Document extract:
▼▼▼

Poppy is not a fool, which makes her easier to take, and Happy-Go-Lucky, a slice of her merry life, is one of the most thoroughly delightful movies I’ve seen in a long time. It’s Beverly Hills Chihuahua for deep people: it’s escapist and airy and cotton-candy fluffy, but it’s not dumb, and it’s not dismissable. (Also: Everything I said here about the rarity of movies about women as human beings? It applies here too.) Director Mike Leigh deploys his usual filmmaking method -- in which his actors work from a character biographies and a loose plot to semi-improvise their scenes -- to create a movie that bursts with spontaneous verve. And if you can let yourself get caught up in Poppy’s world, it is a rapturous experience.

▲▲▲

Stored records:

▼▼▼

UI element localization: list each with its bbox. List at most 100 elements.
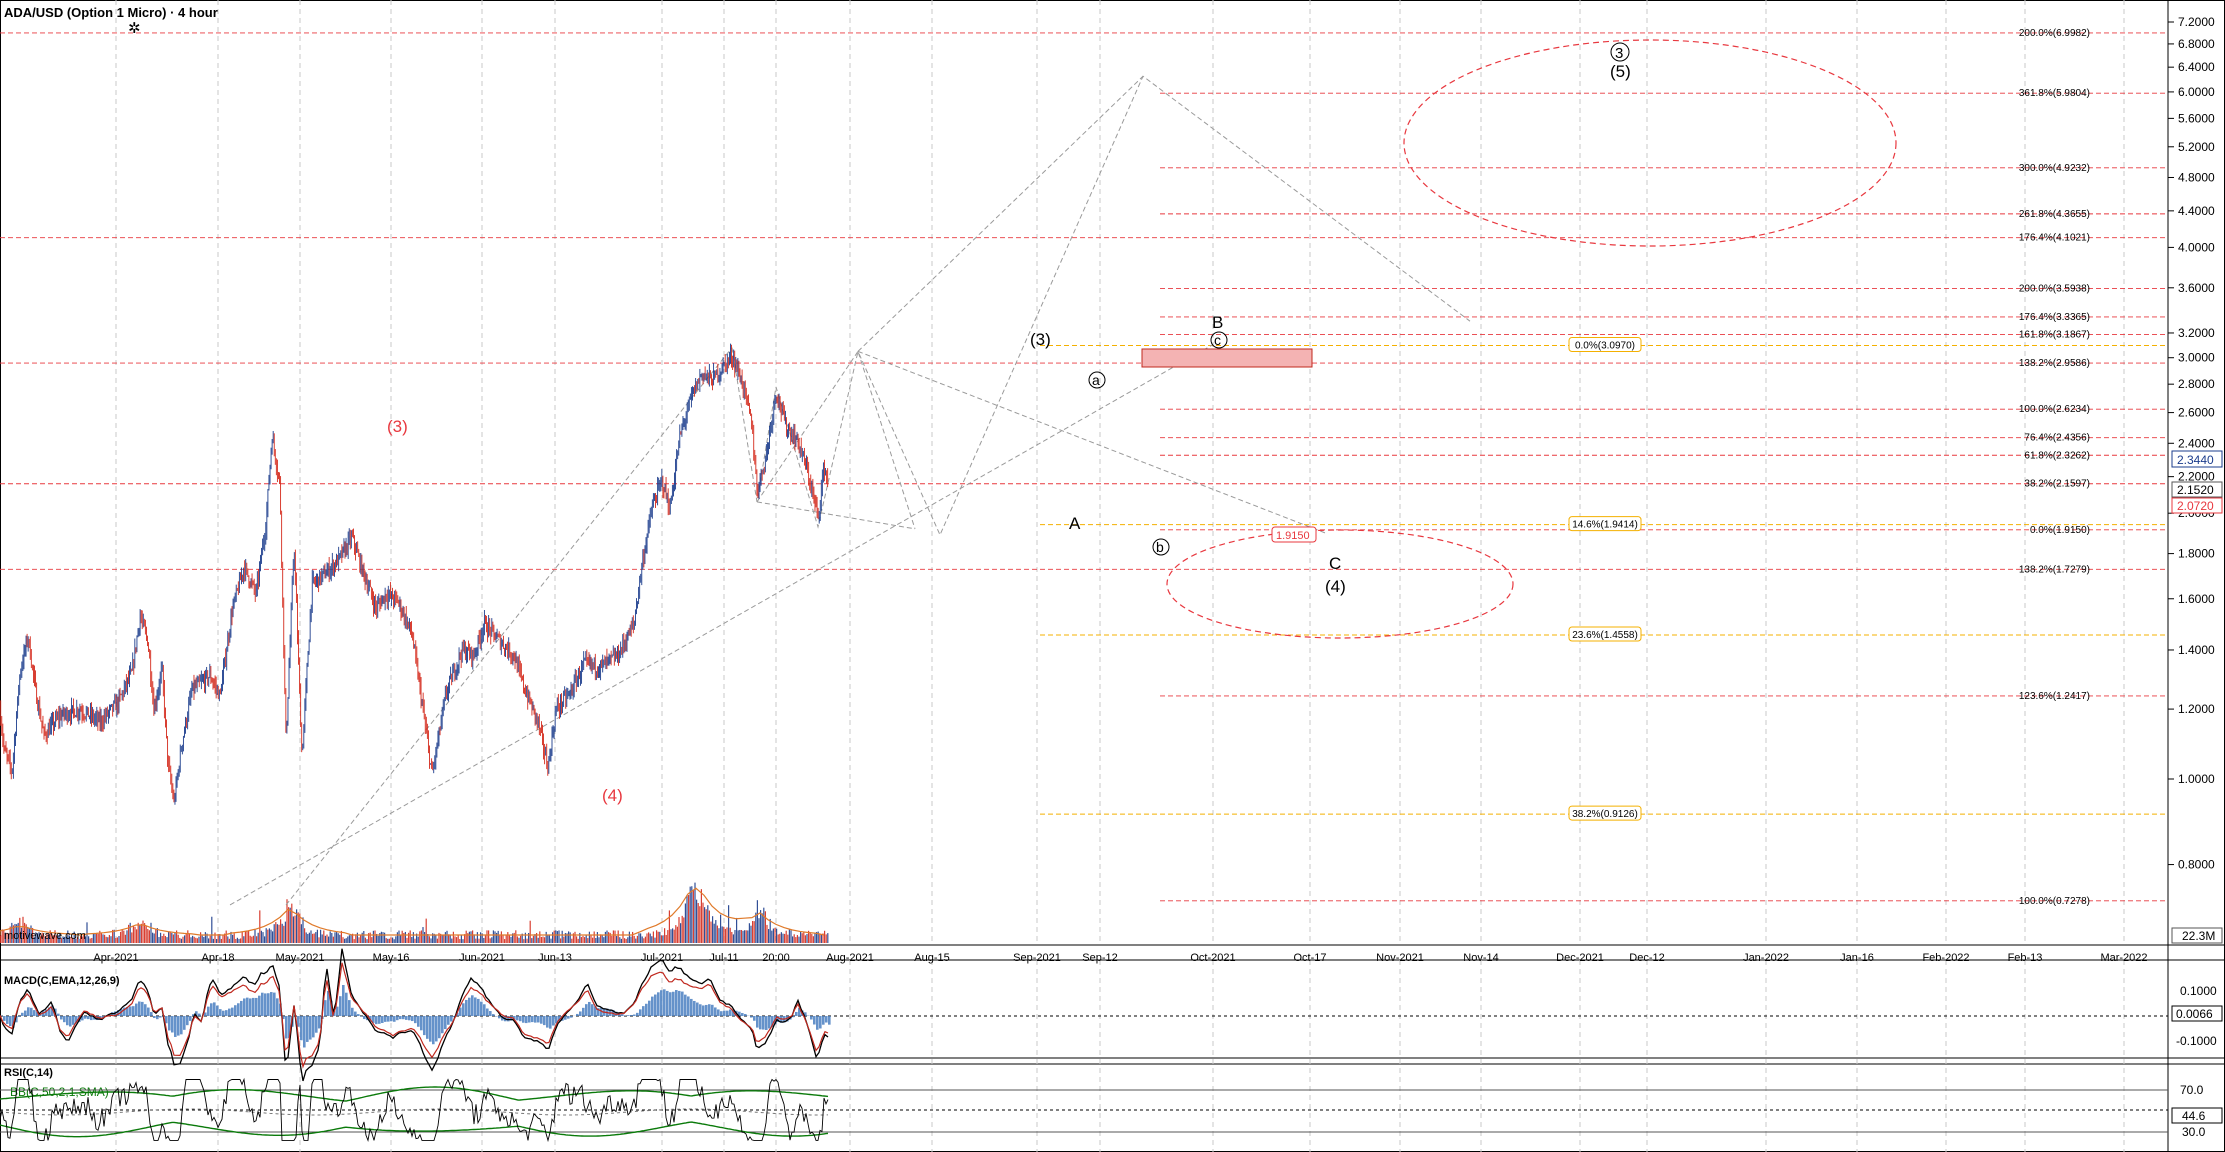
bollinger-mid bbox=[0, 1108, 828, 1116]
fib-label-red: 361.8%(5.9804) bbox=[2019, 88, 2090, 99]
fib-label-orange: 0.0%(3.0970) bbox=[1575, 341, 1635, 352]
wave-label-red-3: (3) bbox=[387, 417, 408, 436]
rsi-title: RSI(C,14) bbox=[4, 1067, 53, 1079]
price-axis-label: 5.6000 bbox=[2178, 111, 2215, 125]
time-axis-label: Jan-16 bbox=[1840, 952, 1874, 964]
time-axis-label: Apr-2021 bbox=[93, 952, 138, 964]
time-axis-label: Oct-2021 bbox=[1190, 952, 1235, 964]
time-axis-label: Dec-12 bbox=[1629, 952, 1664, 964]
wave-label-paren-5: (5) bbox=[1610, 62, 1631, 81]
fib-label-red: 100.0%(0.7278) bbox=[2019, 896, 2090, 907]
wave-3-circle bbox=[1610, 42, 1630, 62]
fib-label-red: 176.4%(4.1021) bbox=[2019, 233, 2090, 244]
time-axis-label: Mar-2022 bbox=[2100, 952, 2147, 964]
fib-label-red: 200.0%(3.5938) bbox=[2019, 283, 2090, 294]
wave-label-A: A bbox=[1069, 514, 1081, 533]
time-axis-label: May-2021 bbox=[276, 952, 325, 964]
time-axis-label: Jul-11 bbox=[709, 952, 738, 964]
price-axis-label: 3.2000 bbox=[2178, 326, 2215, 340]
price-axis-label: 4.4000 bbox=[2178, 204, 2215, 218]
wave-label-b: b bbox=[1156, 539, 1164, 555]
price-axis-label: 0.8000 bbox=[2178, 858, 2215, 872]
fib-label-red: 100.0%(2.6234) bbox=[2019, 404, 2090, 415]
wave-label-circle-3: 3 bbox=[1615, 45, 1623, 62]
price-axis-label: 5.2000 bbox=[2178, 140, 2215, 154]
macd-histogram bbox=[0, 985, 831, 1048]
upper-target-ellipse bbox=[1403, 39, 1897, 247]
price-axis-label: 6.8000 bbox=[2178, 37, 2215, 51]
fib-label-red: 200.0%(6.9982) bbox=[2019, 28, 2090, 39]
time-axis[interactable]: Apr-2021 Apr-18 May-2021 May-16 Jun-2021 Jun-… bbox=[93, 952, 2147, 964]
wave-label-3: (3) bbox=[1030, 330, 1051, 349]
svg-text:1.9150: 1.9150 bbox=[1276, 530, 1310, 542]
chart-title: ADA/USD (Option 1 Micro) · 4 hour bbox=[4, 5, 218, 20]
price-axis-label: 2.6000 bbox=[2178, 406, 2215, 420]
fib-label-red: 161.8%(3.1867) bbox=[2019, 330, 2090, 341]
price-axis-label: 3.6000 bbox=[2178, 281, 2215, 295]
macd-line bbox=[0, 948, 829, 1082]
macd-panel: MACD(C,EMA,12,26,9) 0.1000 0.0066 -0.100… bbox=[0, 948, 2223, 1082]
price-axis[interactable]: 7.2000 6.8000 6.4000 6.0000 5.6000 5.2000 4.80… bbox=[2168, 15, 2215, 872]
price-axis-label: 7.2000 bbox=[2178, 15, 2215, 29]
wave-labels: (3) (4) (3) a A b B c C (4) 3 (5) bbox=[387, 42, 1631, 805]
time-axis-label: Nov-14 bbox=[1463, 952, 1498, 964]
rsi-axis-label-3: 30.0 bbox=[2182, 1125, 2206, 1139]
resistance-box bbox=[1141, 348, 1313, 368]
lower-target-ellipse bbox=[1166, 529, 1514, 639]
fib-label-red: 61.8%(2.3262) bbox=[2024, 450, 2090, 461]
time-axis-label: Feb-13 bbox=[2008, 952, 2043, 964]
time-axis-label: Nov-2021 bbox=[1376, 952, 1424, 964]
fib-label-red: 0.0%(1.9150) bbox=[2030, 525, 2090, 536]
grid bbox=[115, 0, 2125, 1152]
wave-label-a: a bbox=[1092, 372, 1100, 388]
fib-label-red: 123.6%(1.2417) bbox=[2019, 691, 2090, 702]
macd-axis-label-1: 0.1000 bbox=[2180, 984, 2217, 998]
time-axis-label: Apr-18 bbox=[201, 952, 234, 964]
price-axis-label: 4.0000 bbox=[2178, 240, 2215, 254]
price-axis-label: 1.6000 bbox=[2178, 592, 2215, 606]
fib-label-orange: 38.2%(0.9126) bbox=[1572, 809, 1638, 820]
time-axis-label: Jan-2022 bbox=[1743, 952, 1789, 964]
rsi-line bbox=[0, 1077, 829, 1143]
fib-levels: 200.0%(6.9982) 361.8%(5.9804) 300.0%(4.923… bbox=[0, 28, 2168, 907]
price-axis-label: 6.4000 bbox=[2178, 60, 2215, 74]
gear-icon[interactable]: ✲ bbox=[128, 20, 141, 37]
volume-tag: 22.3M bbox=[2182, 929, 2215, 943]
time-axis-label: Sep-2021 bbox=[1013, 952, 1061, 964]
wave-label-C: C bbox=[1329, 554, 1341, 573]
rsi-axis-label-2: 44.6 bbox=[2182, 1109, 2206, 1123]
wave-label-red-4: (4) bbox=[602, 786, 623, 805]
price-axis-label: 4.8000 bbox=[2178, 170, 2215, 184]
price-axis-label: 2.2000 bbox=[2178, 470, 2215, 484]
price-tag-2: 2.1520 bbox=[2177, 483, 2214, 497]
fib-label-red: 138.2%(1.7279) bbox=[2019, 564, 2090, 575]
price-axis-label: 1.0000 bbox=[2178, 772, 2215, 786]
time-axis-label: 20:00 bbox=[762, 952, 790, 964]
macd-title: MACD(C,EMA,12,26,9) bbox=[4, 975, 120, 987]
fib-label-red: 138.2%(2.9586) bbox=[2019, 358, 2090, 369]
time-axis-label: Oct-17 bbox=[1293, 952, 1326, 964]
wave-label-B: B bbox=[1212, 313, 1223, 332]
macd-axis-label-3: -0.1000 bbox=[2176, 1034, 2217, 1048]
volume-bars bbox=[0, 882, 829, 943]
price-axis-label: 3.0000 bbox=[2178, 351, 2215, 365]
projection-lines bbox=[229, 75, 1471, 906]
price-axis-label: 1.8000 bbox=[2178, 547, 2215, 561]
candles bbox=[0, 343, 829, 805]
wave-c-circle bbox=[1210, 331, 1228, 349]
fib-label-red: 176.4%(3.3365) bbox=[2019, 312, 2090, 323]
price-axis-label: 1.4000 bbox=[2178, 643, 2215, 657]
wave-label-c: c bbox=[1214, 332, 1221, 348]
current-price-tag: 2.3440 bbox=[2177, 453, 2214, 467]
fib-label-orange: 14.6%(1.9414) bbox=[1572, 520, 1638, 531]
price-axis-label: 1.2000 bbox=[2178, 702, 2215, 716]
price-marker-1915: 1.9150 bbox=[1271, 526, 1317, 543]
watermark: motivewave.com bbox=[4, 930, 86, 942]
wave-label-paren-4: (4) bbox=[1325, 577, 1346, 596]
rsi-axis-label-1: 70.0 bbox=[2180, 1083, 2204, 1097]
fib-label-red: 300.0%(4.9232) bbox=[2019, 163, 2090, 174]
time-axis-label: Jul-2021 bbox=[641, 952, 683, 964]
macd-signal-line bbox=[0, 962, 829, 1069]
time-axis-label: May-16 bbox=[373, 952, 410, 964]
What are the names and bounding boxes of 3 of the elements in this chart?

▲▲▲

Set down the passage of the Happy-Go-Lucky review word for word, starting with "Poppy is not" and going on through "a rapturous experience.". Rely only on the Happy-Go-Lucky review for this work.

Poppy is not a fool, which makes her easier to take, and Happy-Go-Lucky, a slice of her merry life, is one of the most thoroughly delightful movies I’ve seen in a long time. It’s Beverly Hills Chihuahua for deep people: it’s escapist and airy and cotton-candy fluffy, but it’s not dumb, and it’s not dismissable. (Also: Everything I said here about the rarity of movies about women as human beings? It applies here too.) Director Mike Leigh deploys his usual filmmaking method -- in which his actors work from a character biographies and a loose plot to semi-improvise their scenes -- to create a movie that bursts with spontaneous verve. And if you can let yourself get caught up in Poppy’s world, it is a rapturous experience.